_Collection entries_
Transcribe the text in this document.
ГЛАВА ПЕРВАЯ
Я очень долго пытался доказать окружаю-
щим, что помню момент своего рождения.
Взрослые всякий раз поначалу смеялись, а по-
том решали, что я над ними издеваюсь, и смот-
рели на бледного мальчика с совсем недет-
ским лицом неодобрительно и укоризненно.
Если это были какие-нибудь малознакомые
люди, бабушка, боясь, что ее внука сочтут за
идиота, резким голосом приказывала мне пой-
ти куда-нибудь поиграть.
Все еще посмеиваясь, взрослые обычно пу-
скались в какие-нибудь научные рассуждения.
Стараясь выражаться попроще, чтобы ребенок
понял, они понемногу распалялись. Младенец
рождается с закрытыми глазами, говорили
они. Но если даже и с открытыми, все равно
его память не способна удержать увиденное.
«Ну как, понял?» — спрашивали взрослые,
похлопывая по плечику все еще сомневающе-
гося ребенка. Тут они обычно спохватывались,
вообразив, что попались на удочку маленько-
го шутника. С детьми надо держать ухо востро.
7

_What to work on_
Repeat the material above in full, keeping every word.

_Solution_
Transcribe the text in this document.
ГЛАВА ПЕРВАЯ
Я очень долго пытался доказать окружаю-
щим, что помню момент своего рождения.
Взрослые всякий раз поначалу смеялись, а по-
том решали, что я над ними издеваюсь, и смот-
рели на бледного мальчика с совсем недет-
ским лицом неодобрительно и укоризненно.
Если это были какие-нибудь малознакомые
люди, бабушка, боясь, что ее внука сочтут за
идиота, резким голосом приказывала мне пой-
ти куда-нибудь поиграть.
Все еще посмеиваясь, взрослые обычно пу-
скались в какие-нибудь научные рассуждения.
Стараясь выражаться попроще, чтобы ребенок
понял, они понемногу распалялись. Младенец
рождается с закрытыми глазами, говорили
они. Но если даже и с открытыми, все равно
его память не способна удержать увиденное.
«Ну как, понял?» — спрашивали взрослые,
похлопывая по плечику все еще сомневающе-
гося ребенка. Тут они обычно спохватывались,
вообразив, что попались на удочку маленько-
го шутника. С детьми надо держать ухо востро.
7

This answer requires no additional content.